Please convert the listing below into a Markdown table with the columns Row and Line, numbering each line in order and leaving out blank lines.

>>>>

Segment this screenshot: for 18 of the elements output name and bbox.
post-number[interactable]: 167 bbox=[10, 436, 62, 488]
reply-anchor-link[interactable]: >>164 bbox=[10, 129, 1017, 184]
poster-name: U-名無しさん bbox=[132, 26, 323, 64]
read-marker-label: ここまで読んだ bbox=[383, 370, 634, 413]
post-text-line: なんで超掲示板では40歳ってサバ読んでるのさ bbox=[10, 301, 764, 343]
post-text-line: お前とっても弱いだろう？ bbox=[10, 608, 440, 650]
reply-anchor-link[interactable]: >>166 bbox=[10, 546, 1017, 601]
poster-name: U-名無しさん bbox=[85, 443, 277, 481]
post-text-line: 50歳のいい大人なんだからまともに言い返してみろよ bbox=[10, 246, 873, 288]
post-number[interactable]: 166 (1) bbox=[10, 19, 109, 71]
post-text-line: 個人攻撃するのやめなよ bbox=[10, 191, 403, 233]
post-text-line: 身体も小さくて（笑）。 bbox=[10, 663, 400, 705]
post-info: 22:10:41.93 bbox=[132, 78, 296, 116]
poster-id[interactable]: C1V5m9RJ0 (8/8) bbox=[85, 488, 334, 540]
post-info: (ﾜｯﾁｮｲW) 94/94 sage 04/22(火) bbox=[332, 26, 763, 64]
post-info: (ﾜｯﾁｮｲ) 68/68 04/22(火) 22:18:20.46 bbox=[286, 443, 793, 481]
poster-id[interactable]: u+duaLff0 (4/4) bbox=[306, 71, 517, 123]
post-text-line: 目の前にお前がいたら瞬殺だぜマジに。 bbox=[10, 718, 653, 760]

<<<<

▶ Complete answer
| Row | Line |
|---|---|
| 1 | Segment this screenshot: for 18 of the elements output name and bbox. |
| 2 | post-number[interactable]: 167 bbox=[10, 436, 62, 488] |
| 3 | reply-anchor-link[interactable]: >>164 bbox=[10, 129, 1017, 184] |
| 4 | poster-name: U-名無しさん bbox=[132, 26, 323, 64] |
| 5 | read-marker-label: ここまで読んだ bbox=[383, 370, 634, 413] |
| 6 | post-text-line: なんで超掲示板では40歳ってサバ読んでるのさ bbox=[10, 301, 764, 343] |
| 7 | post-text-line: お前とっても弱いだろう？ bbox=[10, 608, 440, 650] |
| 8 | reply-anchor-link[interactable]: >>166 bbox=[10, 546, 1017, 601] |
| 9 | poster-name: U-名無しさん bbox=[85, 443, 277, 481] |
| 10 | post-text-line: 50歳のいい大人なんだからまともに言い返してみろよ bbox=[10, 246, 873, 288] |
| 11 | post-number[interactable]: 166 (1) bbox=[10, 19, 109, 71] |
| 12 | post-text-line: 個人攻撃するのやめなよ bbox=[10, 191, 403, 233] |
| 13 | post-text-line: 身体も小さくて（笑）。 bbox=[10, 663, 400, 705] |
| 14 | post-info: 22:10:41.93 bbox=[132, 78, 296, 116] |
| 15 | poster-id[interactable]: C1V5m9RJ0 (8/8) bbox=[85, 488, 334, 540] |
| 16 | post-info: (ﾜｯﾁｮｲW) 94/94 sage 04/22(火) bbox=[332, 26, 763, 64] |
| 17 | post-info: (ﾜｯﾁｮｲ) 68/68 04/22(火) 22:18:20.46 bbox=[286, 443, 793, 481] |
| 18 | poster-id[interactable]: u+duaLff0 (4/4) bbox=[306, 71, 517, 123] |
| 19 | post-text-line: 目の前にお前がいたら瞬殺だぜマジに。 bbox=[10, 718, 653, 760] |